-- Start EXCERPTED DATA --
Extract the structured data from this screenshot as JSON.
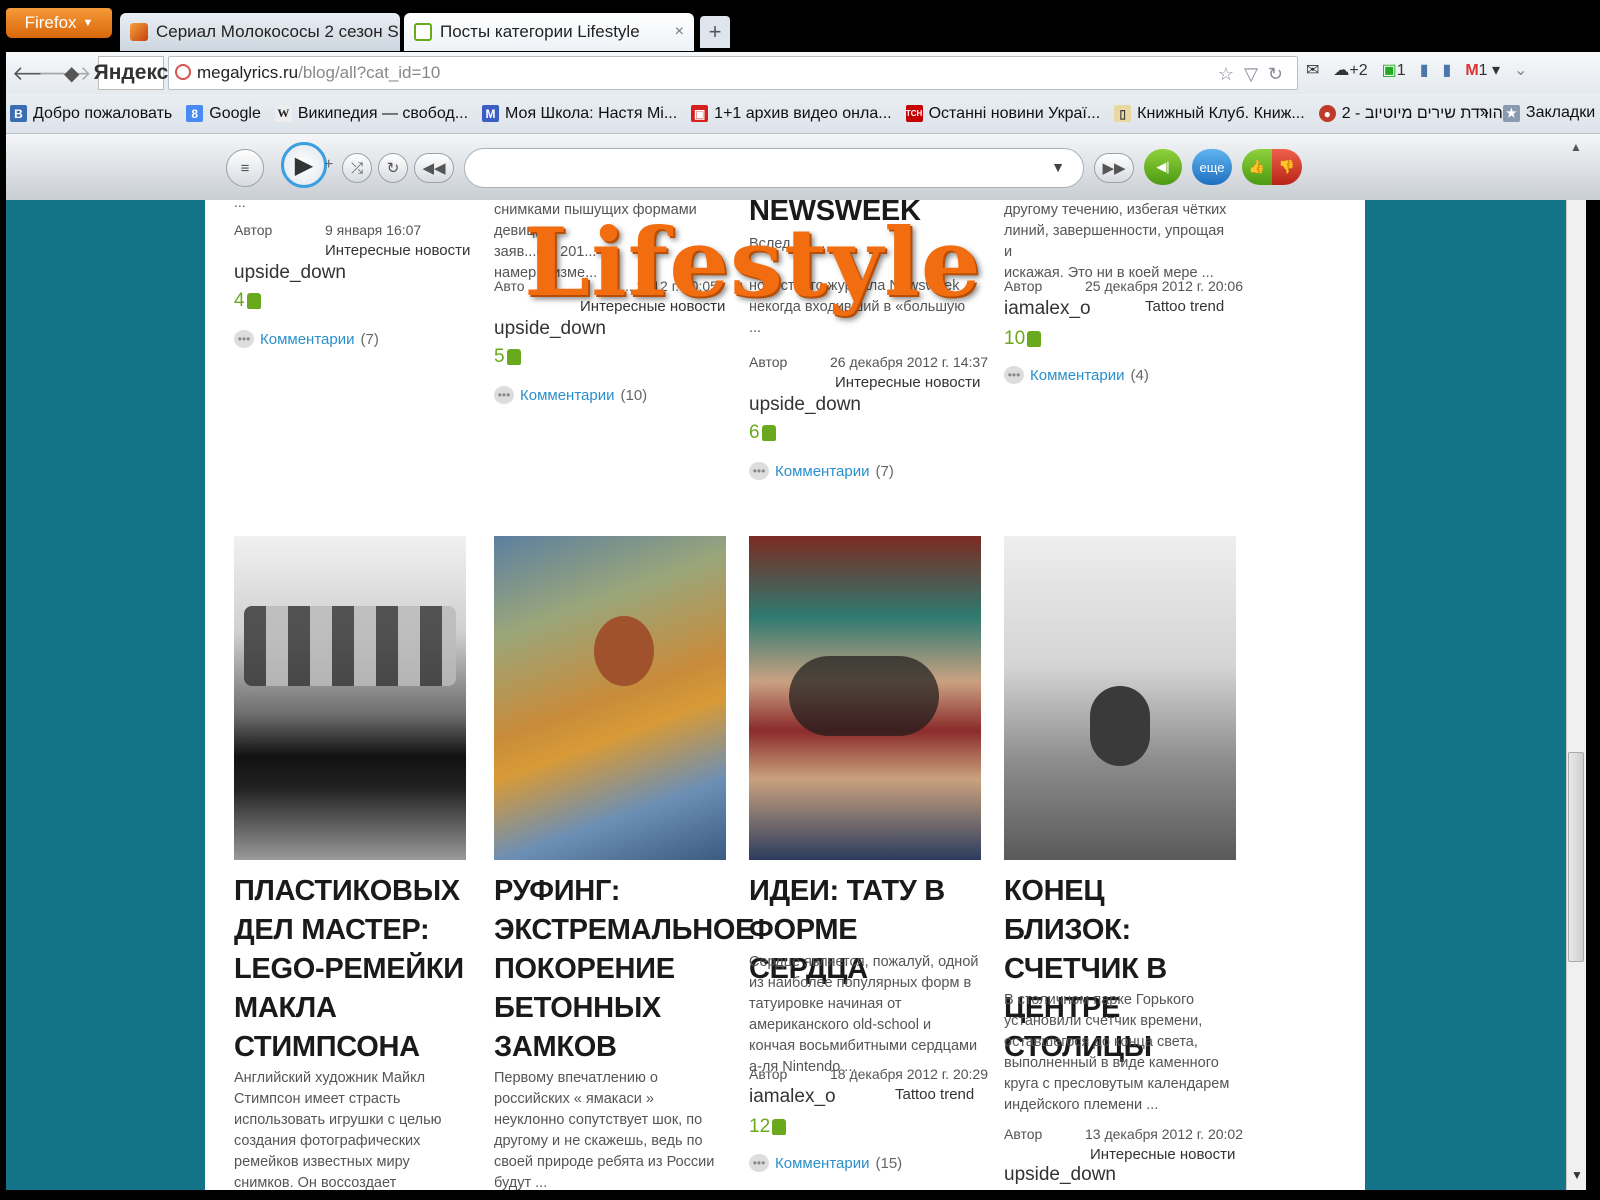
{
  "browser": {
    "firefox_label": "Firefox",
    "tabs": [
      {
        "title": "Сериал Молокососы 2 сезон Skins ...",
        "active": false
      },
      {
        "title": "Посты категории Lifestyle",
        "active": true
      }
    ],
    "new_tab": "+",
    "yandex_logo": "Яндекс",
    "url_host": "megalyrics.ru",
    "url_path": "/blog/all?cat_id=10",
    "toolbar_right": {
      "cloud_badge": "+2",
      "sync_badge": "1",
      "gmail": "M",
      "gmail_count": "1"
    },
    "bookmarks": [
      "Добро пожаловать",
      "Google",
      "Википедия — свобод...",
      "Моя Школа: Настя Mi...",
      "1+1 архив видео онла...",
      "Останні новини Украї...",
      "Книжный Клуб. Книж...",
      "2 - הורדת שירים מיוטיוב..."
    ],
    "bookmarks_more": "»",
    "bookmarks_folder": "Закладки",
    "player_more_label": "еще"
  },
  "overlay_title": "Lifestyle",
  "posts_top": [
    {
      "excerpt_tail": "...",
      "author_label": "Автор",
      "date": "9 января 16:07",
      "category": "Интересные новости",
      "author": "upside_down",
      "likes": "4",
      "comments_label": "Комментарии",
      "comments_count": "(7)"
    },
    {
      "excerpt_lines": [
        "снимками пышущих формами девиц,",
        "заяв...о в 201...",
        "намер... изме..."
      ],
      "author_label": "Авто",
      "date": "...2012 г. 20:05",
      "category": "Интересные новости",
      "author": "upside_down",
      "likes": "5",
      "comments_label": "Комментарии",
      "comments_count": "(10)"
    },
    {
      "title": "NEWSWEEK",
      "excerpt_lines": [
        "Вслед за ... ",
        "...",
        "новостного журнала Newsweek ,",
        "некогда входивший в «большую ..."
      ],
      "author_label": "Автор",
      "date": "26 декабря 2012 г. 14:37",
      "category": "Интересные новости",
      "author": "upside_down",
      "likes": "6",
      "comments_label": "Комментарии",
      "comments_count": "(7)"
    },
    {
      "excerpt_lines": [
        "другому течению, избегая чётких",
        "линий, завершенности, упрощая и",
        "искажая. Это ни в коей мере ..."
      ],
      "author_label": "Автор",
      "date": "25 декабря 2012 г. 20:06",
      "category": "Tattoo trend",
      "author": "iamalex_o",
      "likes": "10",
      "comments_label": "Комментарии",
      "comments_count": "(4)"
    }
  ],
  "posts_bottom": [
    {
      "image": "lego-figures-photo",
      "title": "ПЛАСТИКОВЫХ ДЕЛ МАСТЕР: LEGO-РЕМЕЙКИ МАКЛА СТИМПСОНА",
      "excerpt": "Английский художник Майкл Стимпсон имеет страсть использовать игрушки с целью создания фотографических ремейков известных миру снимков. Он воссоздает знаменитые ..."
    },
    {
      "image": "rooftop-selfie-photo",
      "title": "РУФИНГ: ЭКСТРЕМАЛЬНОЕ ПОКОРЕНИЕ БЕТОННЫХ ЗАМКОВ",
      "excerpt": "Первому впечатлению о российских « ямакаси » неуклонно сопутствует шок, по другому и не скажешь, ведь по своей природе ребята из России будут ..."
    },
    {
      "image": "heart-tattoo-photo",
      "title": "ИДЕИ: ТАТУ В ФОРМЕ СЕРДЦА",
      "excerpt": "Сердце является, пожалуй, одной из наиболее популярных форм в татуировке начиная от американского old-school и кончая восьмибитными сердцами а-ля Nintendo ...",
      "author_label": "Автор",
      "date": "18 декабря 2012 г. 20:29",
      "category": "Tattoo trend",
      "author": "iamalex_o",
      "likes": "12",
      "comments_label": "Комментарии",
      "comments_count": "(15)"
    },
    {
      "image": "gas-mask-photo",
      "title": "КОНЕЦ БЛИЗОК: СЧЕТЧИК В ЦЕНТРЕ СТОЛИЦЫ",
      "excerpt": "В столичном парке Горького установили счетчик времени, оставшегося до конца света, выполненный в виде каменного круга с пресловутым календарем индейского племени ...",
      "author_label": "Автор",
      "date": "13 декабря 2012 г. 20:02",
      "category": "Интересные новости",
      "author": "upside_down"
    }
  ],
  "colors": {
    "page_bg": "#137387",
    "accent_orange": "#f26d10",
    "link_blue": "#2a8fcb",
    "like_green": "#6aa81e"
  }
}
-- End EXCERPTED DATA --
## STATED PROBLEM
Copy out every line of the data that includes the word "date".

## SOLVED PROBLEM
      "date": "9 января 16:07",
      "date": "...2012 г. 20:05",
      "date": "26 декабря 2012 г. 14:37",
      "date": "25 декабря 2012 г. 20:06",
      "date": "18 декабря 2012 г. 20:29",
      "date": "13 декабря 2012 г. 20:02",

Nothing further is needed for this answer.